Please rewrite the 2017 whereabouts update from "Personally it’s been" to "do the same.", swapping "tough" for "difficult".

Document text
################

Update on My Whereabouts in 2017
It’s been quite a while since I blogged on this website, so I figured I owed to my readers to give you an idea of where I’ve been, where I am, and where I’m going in the future. Many of you know me from my YouTube days and also from my work at Lynda.com/LinkedIn Learning. Well, while I’m still planning to add content to my YouTube channel when time allows, I have to report that I am no longer with Lynda or LinkedIn. I’ve moved on to a new company called Pluralsight. This is still an online learning company, and I’m doing much the same thing I’ve always done; creating top-notch instructional content on a variety of subjects including Photoshop, Illustrator, and more. My first course is already live and I have two more on the way shortly. If you’re not a member of Pluralsight, I highly recommend checking it out. Not that I’m biased or anything.
Personally it’s been a tough year for me. I was diagnosed with an anxiety disorder and depression earlier this year, was involved in a brutal car accident, and have also divorced my wife, with whom I’ve spent nearly the last ten years of my life with. There’s no doubt this year has brought it share of challenges my way. But I’m not complaining. I tell you all of this to show you that no matter what life throws at you, there’s always a way out and forward. I worked hard to climb to the upper echelon of my profession, and I’m very proud of the work I’ve done and the life I’ve built for me and my family. Although that family may be smaller now, it doesn’t change who I am or how hard I’m willing to work to get there. You should do the same.

################

Excerpted records
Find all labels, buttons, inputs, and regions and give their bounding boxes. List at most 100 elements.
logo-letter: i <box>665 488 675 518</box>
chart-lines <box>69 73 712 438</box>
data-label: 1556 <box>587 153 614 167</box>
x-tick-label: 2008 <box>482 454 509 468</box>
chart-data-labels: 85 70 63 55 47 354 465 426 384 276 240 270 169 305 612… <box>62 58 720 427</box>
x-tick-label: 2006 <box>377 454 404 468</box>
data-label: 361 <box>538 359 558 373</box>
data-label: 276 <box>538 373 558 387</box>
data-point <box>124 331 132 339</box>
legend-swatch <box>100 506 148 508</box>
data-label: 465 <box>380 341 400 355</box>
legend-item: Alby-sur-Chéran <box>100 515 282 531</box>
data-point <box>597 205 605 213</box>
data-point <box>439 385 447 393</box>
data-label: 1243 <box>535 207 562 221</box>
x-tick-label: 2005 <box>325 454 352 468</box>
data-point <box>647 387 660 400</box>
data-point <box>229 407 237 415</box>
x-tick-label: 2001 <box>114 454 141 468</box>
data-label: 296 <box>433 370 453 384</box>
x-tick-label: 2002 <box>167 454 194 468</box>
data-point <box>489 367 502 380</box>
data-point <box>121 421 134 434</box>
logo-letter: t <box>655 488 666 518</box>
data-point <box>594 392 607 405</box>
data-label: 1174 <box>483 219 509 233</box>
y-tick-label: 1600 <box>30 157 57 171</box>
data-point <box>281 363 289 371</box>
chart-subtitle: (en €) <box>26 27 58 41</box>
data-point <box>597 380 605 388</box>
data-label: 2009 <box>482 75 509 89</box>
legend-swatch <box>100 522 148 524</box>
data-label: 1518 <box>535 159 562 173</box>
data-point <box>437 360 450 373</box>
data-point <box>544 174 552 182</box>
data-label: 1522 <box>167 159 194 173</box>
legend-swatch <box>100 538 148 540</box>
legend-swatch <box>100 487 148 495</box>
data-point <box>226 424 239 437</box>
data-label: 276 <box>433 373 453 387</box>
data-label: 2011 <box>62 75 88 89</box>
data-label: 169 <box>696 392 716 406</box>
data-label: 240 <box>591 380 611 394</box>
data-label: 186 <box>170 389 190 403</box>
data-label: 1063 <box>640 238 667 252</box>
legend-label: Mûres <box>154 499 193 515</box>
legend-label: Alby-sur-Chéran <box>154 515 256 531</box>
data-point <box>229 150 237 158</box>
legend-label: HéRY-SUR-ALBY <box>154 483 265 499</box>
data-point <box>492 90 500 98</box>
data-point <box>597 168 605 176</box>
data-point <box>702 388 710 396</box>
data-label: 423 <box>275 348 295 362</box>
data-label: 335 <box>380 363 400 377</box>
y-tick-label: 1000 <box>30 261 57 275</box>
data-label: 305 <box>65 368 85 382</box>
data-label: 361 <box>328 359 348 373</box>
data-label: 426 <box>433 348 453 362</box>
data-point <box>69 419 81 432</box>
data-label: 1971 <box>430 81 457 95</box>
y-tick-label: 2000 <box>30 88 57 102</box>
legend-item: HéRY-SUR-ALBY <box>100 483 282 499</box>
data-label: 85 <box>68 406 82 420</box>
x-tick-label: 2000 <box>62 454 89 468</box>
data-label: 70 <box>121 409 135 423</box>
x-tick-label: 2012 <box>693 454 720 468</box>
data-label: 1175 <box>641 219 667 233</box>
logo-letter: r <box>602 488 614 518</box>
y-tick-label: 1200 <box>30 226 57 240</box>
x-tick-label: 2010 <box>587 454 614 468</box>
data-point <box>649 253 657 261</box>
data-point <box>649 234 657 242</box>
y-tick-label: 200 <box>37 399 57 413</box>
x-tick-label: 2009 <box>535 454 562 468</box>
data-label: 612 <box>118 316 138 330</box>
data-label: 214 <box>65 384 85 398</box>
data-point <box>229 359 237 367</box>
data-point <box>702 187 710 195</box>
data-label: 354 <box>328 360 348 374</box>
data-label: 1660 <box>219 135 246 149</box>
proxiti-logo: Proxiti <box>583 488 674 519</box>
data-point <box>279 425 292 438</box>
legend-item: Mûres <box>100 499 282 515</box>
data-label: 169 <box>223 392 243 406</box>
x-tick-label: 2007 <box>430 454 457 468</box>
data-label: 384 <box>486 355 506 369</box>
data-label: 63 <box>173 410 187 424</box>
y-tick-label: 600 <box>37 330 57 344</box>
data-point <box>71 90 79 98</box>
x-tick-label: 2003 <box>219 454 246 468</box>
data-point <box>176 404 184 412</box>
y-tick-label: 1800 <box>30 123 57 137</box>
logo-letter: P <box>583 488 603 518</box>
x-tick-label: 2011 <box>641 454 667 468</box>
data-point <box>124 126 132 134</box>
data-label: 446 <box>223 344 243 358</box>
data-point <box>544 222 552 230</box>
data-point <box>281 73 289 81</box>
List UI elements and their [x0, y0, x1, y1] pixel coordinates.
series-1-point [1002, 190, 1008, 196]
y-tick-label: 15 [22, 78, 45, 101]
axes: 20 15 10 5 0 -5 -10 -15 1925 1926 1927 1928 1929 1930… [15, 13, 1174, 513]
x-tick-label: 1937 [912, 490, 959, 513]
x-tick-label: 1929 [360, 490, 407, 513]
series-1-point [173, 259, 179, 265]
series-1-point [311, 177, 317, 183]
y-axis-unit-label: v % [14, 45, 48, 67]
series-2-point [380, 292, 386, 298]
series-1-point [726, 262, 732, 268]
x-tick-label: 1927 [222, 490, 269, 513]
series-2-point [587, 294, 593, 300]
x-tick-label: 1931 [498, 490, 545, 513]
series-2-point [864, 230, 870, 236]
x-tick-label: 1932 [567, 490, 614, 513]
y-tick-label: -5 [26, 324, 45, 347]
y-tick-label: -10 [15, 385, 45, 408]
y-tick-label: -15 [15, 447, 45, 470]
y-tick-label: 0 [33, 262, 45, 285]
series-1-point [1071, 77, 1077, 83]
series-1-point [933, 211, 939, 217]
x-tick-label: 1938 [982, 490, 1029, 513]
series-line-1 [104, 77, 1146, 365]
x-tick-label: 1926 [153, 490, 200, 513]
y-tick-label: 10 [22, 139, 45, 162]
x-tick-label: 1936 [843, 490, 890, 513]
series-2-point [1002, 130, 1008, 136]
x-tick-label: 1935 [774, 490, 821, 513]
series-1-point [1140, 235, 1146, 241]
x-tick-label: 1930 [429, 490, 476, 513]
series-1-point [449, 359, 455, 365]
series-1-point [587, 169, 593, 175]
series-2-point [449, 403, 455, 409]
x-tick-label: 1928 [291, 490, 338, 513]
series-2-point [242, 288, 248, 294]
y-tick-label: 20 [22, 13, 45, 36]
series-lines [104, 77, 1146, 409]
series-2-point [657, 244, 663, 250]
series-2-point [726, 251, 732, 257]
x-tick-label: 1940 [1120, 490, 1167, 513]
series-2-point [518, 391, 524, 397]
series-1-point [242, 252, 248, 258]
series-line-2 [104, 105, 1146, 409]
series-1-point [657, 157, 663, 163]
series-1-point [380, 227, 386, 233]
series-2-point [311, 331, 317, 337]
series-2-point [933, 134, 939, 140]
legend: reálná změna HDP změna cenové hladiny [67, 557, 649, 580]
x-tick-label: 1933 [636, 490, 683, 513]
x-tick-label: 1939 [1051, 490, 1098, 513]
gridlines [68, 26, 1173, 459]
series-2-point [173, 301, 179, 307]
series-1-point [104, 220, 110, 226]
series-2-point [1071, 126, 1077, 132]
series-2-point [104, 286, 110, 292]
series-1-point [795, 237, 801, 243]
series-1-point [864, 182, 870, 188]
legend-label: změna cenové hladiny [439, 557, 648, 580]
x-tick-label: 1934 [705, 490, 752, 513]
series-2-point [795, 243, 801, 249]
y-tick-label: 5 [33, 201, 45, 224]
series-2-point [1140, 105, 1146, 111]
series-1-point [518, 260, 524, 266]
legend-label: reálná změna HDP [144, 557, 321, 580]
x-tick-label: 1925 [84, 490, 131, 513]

################

Solved problem
Personally it’s been a difficult year for me. I was diagnosed with an anxiety disorder and depression earlier this year, was involved in a brutal car accident, and have also divorced my wife, with whom I’ve spent nearly the last ten years of my life with. There’s no doubt this year has brought it share of challenges my way. But I’m not complaining. I tell you all of this to show you that no matter what life throws at you, there’s always a way out and forward. I worked hard to climb to the upper echelon of my profession, and I’m very proud of the work I’ve done and the life I’ve built for me and my family. Although that family may be smaller now, it doesn’t change who I am or how hard I’m willing to work to get there. You should do the same.